List the lines of this listing that hold the word "działki".

==== Data records

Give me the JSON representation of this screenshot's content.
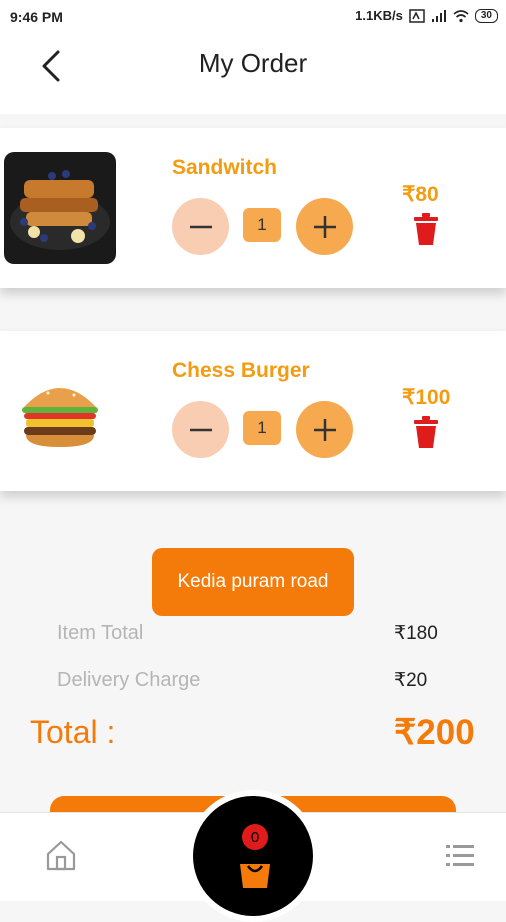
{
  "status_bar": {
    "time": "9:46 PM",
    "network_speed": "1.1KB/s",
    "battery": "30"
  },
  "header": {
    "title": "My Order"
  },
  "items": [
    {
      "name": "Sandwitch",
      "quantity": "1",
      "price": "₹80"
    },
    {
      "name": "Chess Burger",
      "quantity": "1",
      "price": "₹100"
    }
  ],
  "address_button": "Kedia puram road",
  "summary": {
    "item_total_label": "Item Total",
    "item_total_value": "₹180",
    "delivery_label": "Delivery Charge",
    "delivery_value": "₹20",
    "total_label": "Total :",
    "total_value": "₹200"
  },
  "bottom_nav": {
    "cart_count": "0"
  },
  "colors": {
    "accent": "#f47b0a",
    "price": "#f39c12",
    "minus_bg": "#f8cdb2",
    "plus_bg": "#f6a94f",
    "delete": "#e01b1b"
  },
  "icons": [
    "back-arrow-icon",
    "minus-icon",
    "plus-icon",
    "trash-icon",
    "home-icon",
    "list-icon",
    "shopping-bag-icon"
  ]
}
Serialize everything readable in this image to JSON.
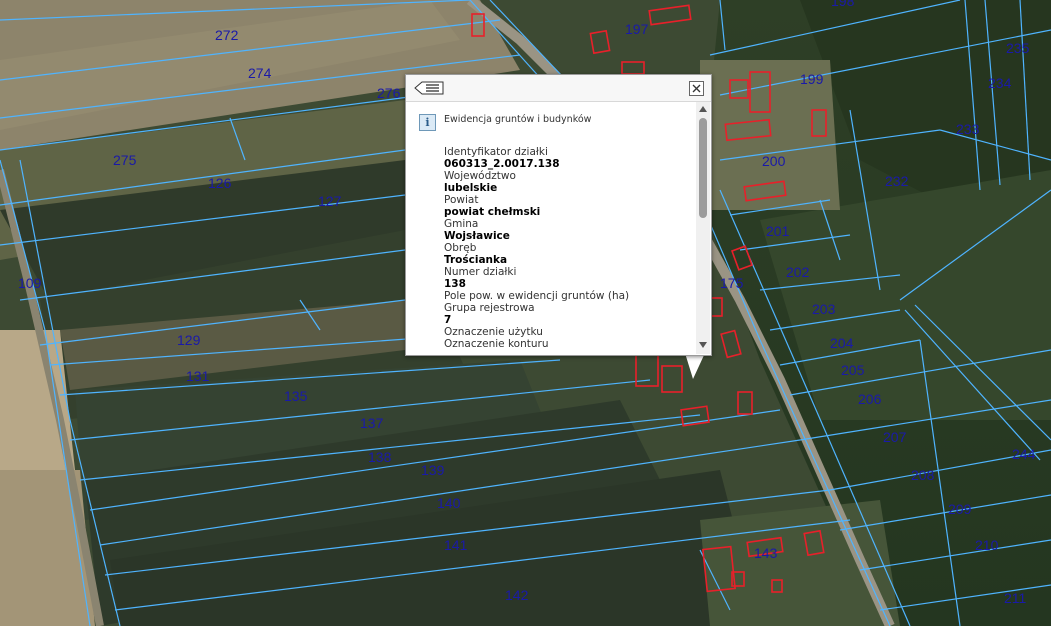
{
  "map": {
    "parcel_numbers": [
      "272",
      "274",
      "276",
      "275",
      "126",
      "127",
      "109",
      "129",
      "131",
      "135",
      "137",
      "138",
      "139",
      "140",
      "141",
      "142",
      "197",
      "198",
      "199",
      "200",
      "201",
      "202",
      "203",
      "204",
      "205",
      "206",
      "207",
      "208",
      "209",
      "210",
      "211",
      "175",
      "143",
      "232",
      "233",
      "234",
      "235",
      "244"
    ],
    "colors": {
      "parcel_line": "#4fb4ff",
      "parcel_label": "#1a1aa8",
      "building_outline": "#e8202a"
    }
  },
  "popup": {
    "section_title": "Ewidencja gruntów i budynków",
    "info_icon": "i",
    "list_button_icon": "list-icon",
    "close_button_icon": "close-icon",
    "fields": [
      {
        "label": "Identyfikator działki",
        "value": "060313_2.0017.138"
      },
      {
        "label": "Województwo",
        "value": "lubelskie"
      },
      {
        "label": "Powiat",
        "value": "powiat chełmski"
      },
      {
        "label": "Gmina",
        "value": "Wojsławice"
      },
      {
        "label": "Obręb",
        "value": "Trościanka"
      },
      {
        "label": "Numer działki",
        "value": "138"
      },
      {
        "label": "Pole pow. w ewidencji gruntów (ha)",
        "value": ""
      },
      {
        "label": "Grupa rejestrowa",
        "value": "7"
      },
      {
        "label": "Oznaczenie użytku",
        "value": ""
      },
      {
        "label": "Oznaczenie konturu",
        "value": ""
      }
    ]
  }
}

========

» Response
        "label": "Identyfikator działki",
        "label": "Numer działki",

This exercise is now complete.